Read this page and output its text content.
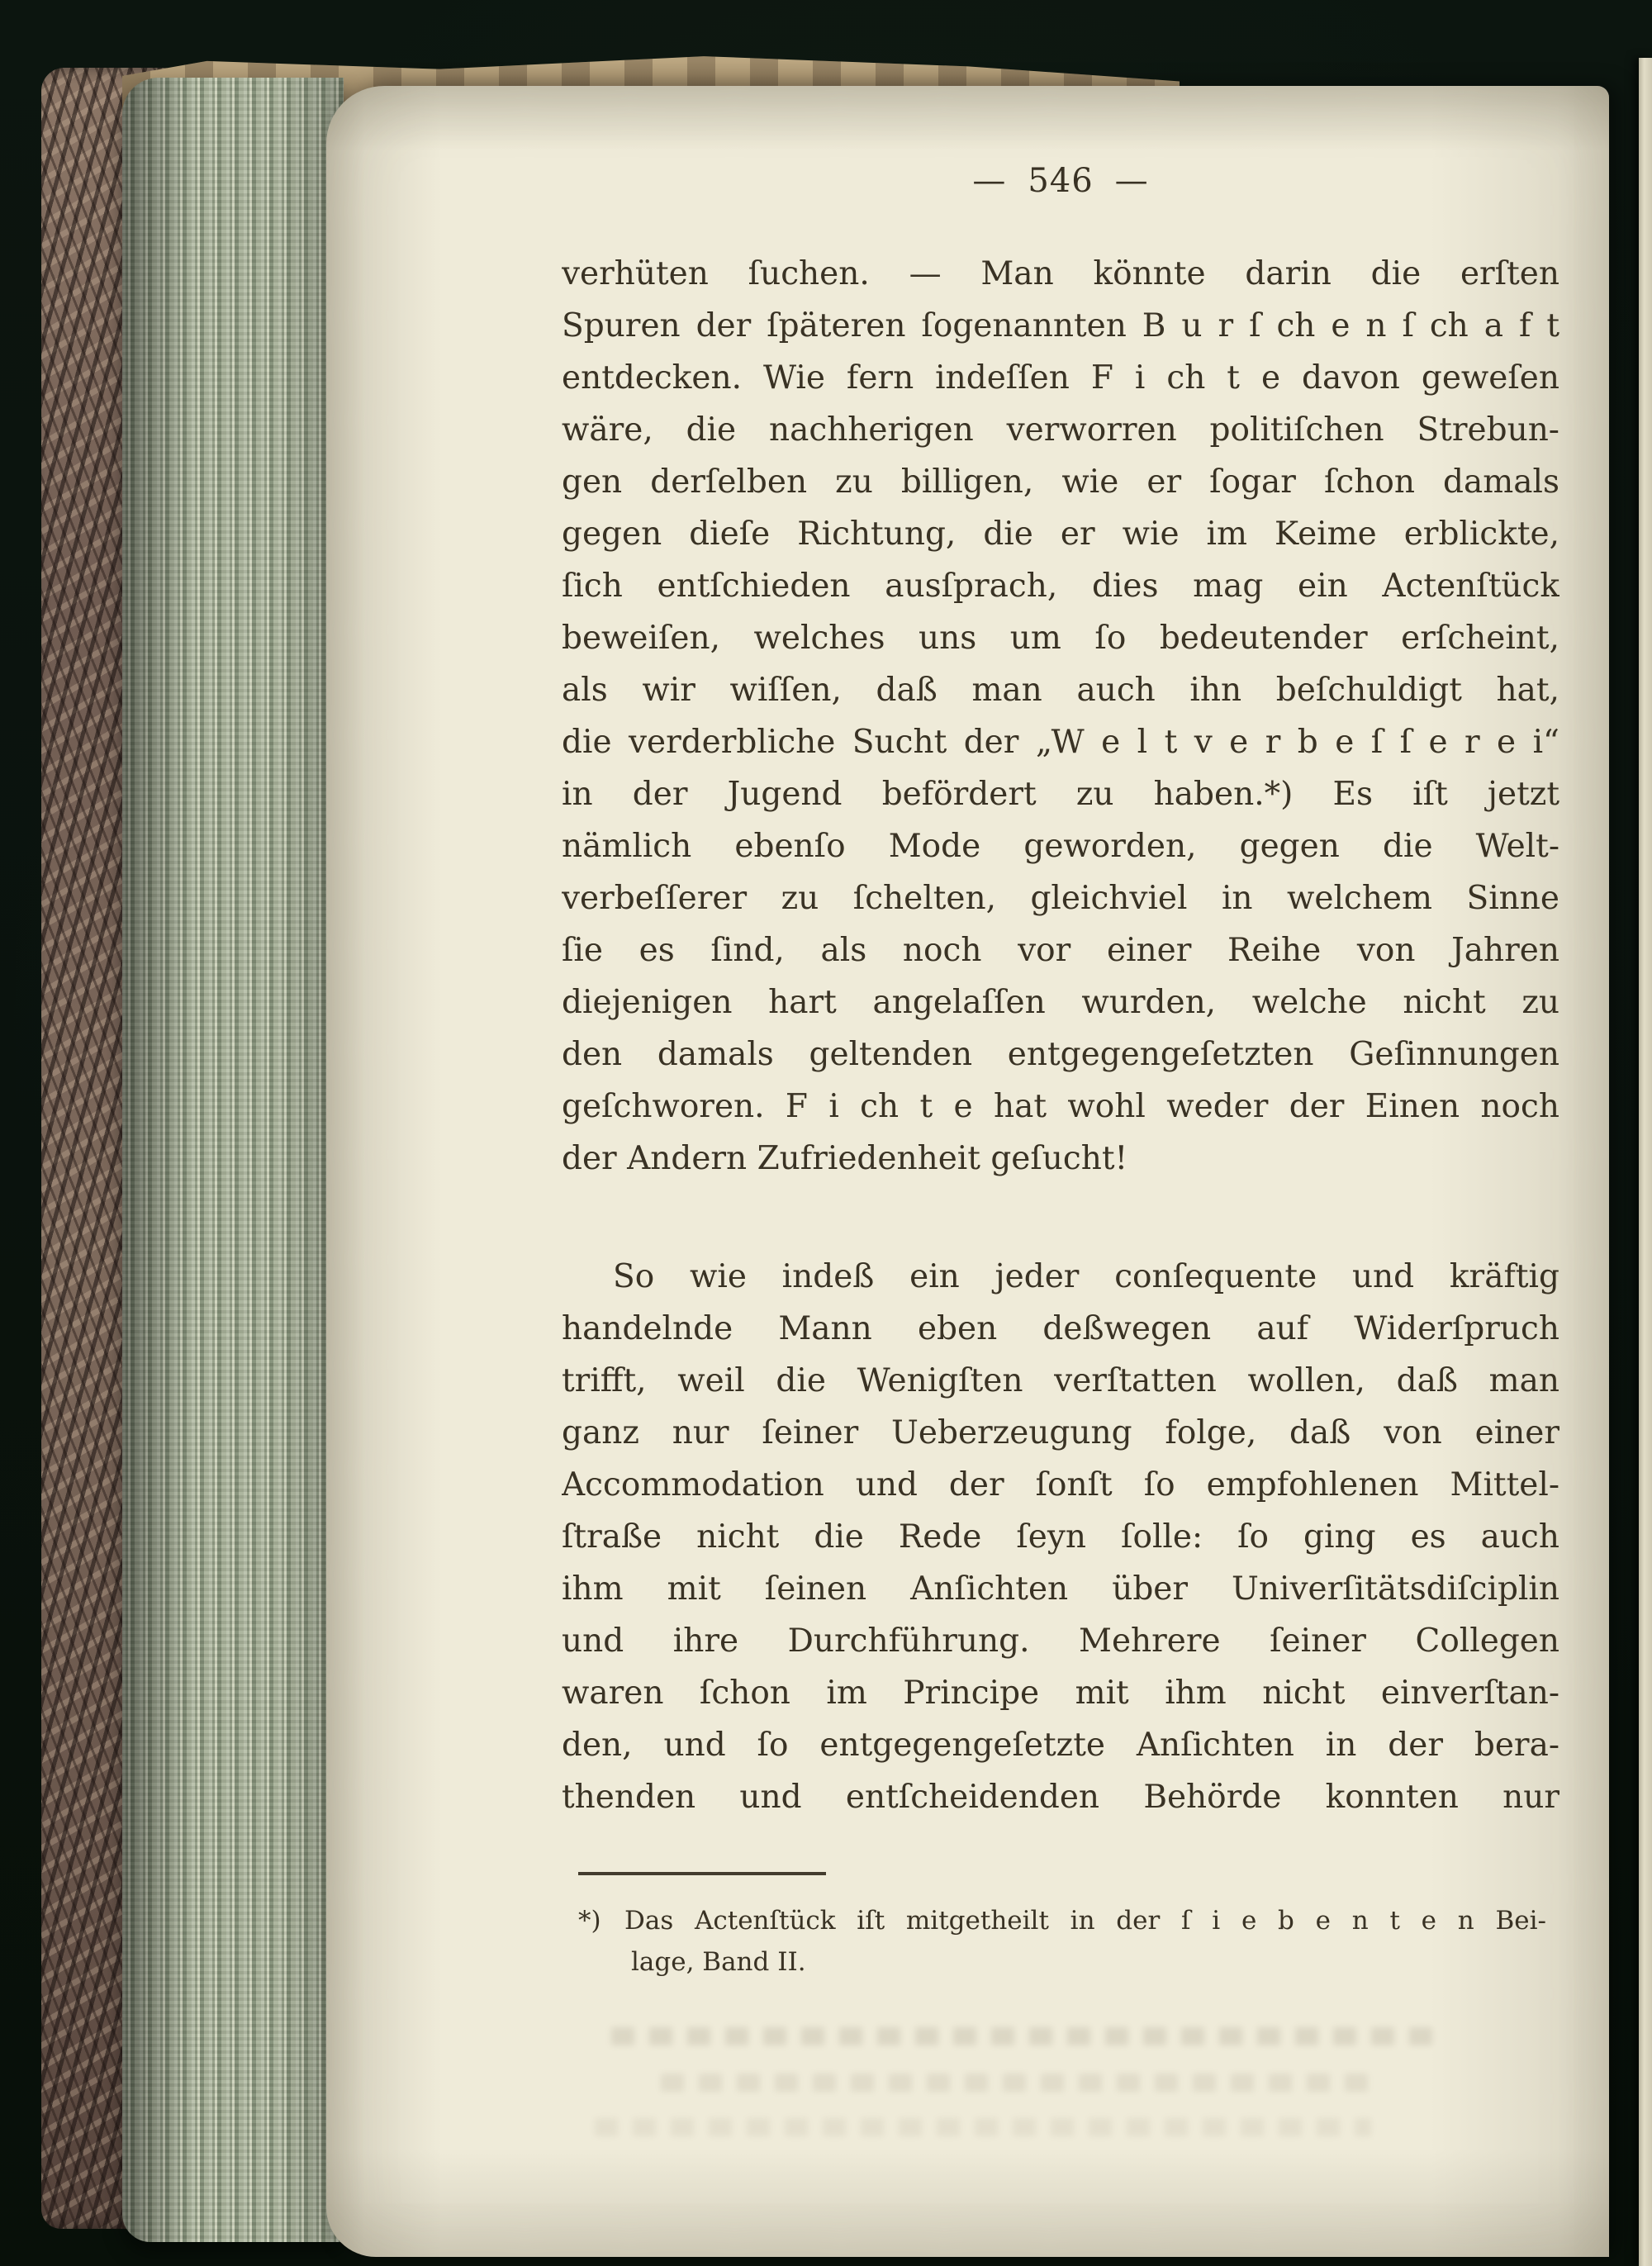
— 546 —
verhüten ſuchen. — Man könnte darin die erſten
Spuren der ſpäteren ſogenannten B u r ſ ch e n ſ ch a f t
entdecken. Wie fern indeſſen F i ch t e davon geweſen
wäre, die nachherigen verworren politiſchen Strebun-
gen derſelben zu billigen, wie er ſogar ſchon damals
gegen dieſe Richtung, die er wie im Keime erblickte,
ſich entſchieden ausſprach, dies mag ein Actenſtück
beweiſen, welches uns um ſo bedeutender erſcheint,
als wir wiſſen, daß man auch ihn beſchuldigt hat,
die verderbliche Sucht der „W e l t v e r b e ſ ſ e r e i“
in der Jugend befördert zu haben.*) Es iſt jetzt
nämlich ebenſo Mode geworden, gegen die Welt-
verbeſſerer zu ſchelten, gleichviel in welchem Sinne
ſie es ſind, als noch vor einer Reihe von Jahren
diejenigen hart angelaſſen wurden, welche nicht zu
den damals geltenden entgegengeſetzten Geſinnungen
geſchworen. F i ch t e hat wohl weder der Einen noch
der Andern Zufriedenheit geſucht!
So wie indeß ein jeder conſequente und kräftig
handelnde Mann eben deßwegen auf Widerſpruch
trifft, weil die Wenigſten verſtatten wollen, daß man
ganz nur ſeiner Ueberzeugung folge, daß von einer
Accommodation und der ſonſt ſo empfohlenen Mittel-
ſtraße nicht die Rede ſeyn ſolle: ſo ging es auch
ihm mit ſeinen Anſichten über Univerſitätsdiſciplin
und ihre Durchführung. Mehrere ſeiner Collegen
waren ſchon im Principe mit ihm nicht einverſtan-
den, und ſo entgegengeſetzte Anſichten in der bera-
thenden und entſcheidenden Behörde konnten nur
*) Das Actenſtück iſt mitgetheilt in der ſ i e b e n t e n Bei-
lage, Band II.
========================
> _What to work on_
Pictures are excluded; copy every other part of the records exactly.

> _Response to the task_
Read this page and output its text content.
— 546 —
verhüten ſuchen. — Man könnte darin die erſten
Spuren der ſpäteren ſogenannten B u r ſ ch e n ſ ch a f t
entdecken. Wie fern indeſſen F i ch t e davon geweſen
wäre, die nachherigen verworren politiſchen Strebun-
gen derſelben zu billigen, wie er ſogar ſchon damals
gegen dieſe Richtung, die er wie im Keime erblickte,
ſich entſchieden ausſprach, dies mag ein Actenſtück
beweiſen, welches uns um ſo bedeutender erſcheint,
als wir wiſſen, daß man auch ihn beſchuldigt hat,
die verderbliche Sucht der „W e l t v e r b e ſ ſ e r e i“
in der Jugend befördert zu haben.*) Es iſt jetzt
nämlich ebenſo Mode geworden, gegen die Welt-
verbeſſerer zu ſchelten, gleichviel in welchem Sinne
ſie es ſind, als noch vor einer Reihe von Jahren
diejenigen hart angelaſſen wurden, welche nicht zu
den damals geltenden entgegengeſetzten Geſinnungen
geſchworen. F i ch t e hat wohl weder der Einen noch
der Andern Zufriedenheit geſucht!
So wie indeß ein jeder conſequente und kräftig
handelnde Mann eben deßwegen auf Widerſpruch
trifft, weil die Wenigſten verſtatten wollen, daß man
ganz nur ſeiner Ueberzeugung folge, daß von einer
Accommodation und der ſonſt ſo empfohlenen Mittel-
ſtraße nicht die Rede ſeyn ſolle: ſo ging es auch
ihm mit ſeinen Anſichten über Univerſitätsdiſciplin
und ihre Durchführung. Mehrere ſeiner Collegen
waren ſchon im Principe mit ihm nicht einverſtan-
den, und ſo entgegengeſetzte Anſichten in der bera-
thenden und entſcheidenden Behörde konnten nur
*) Das Actenſtück iſt mitgetheilt in der ſ i e b e n t e n Bei-
lage, Band II.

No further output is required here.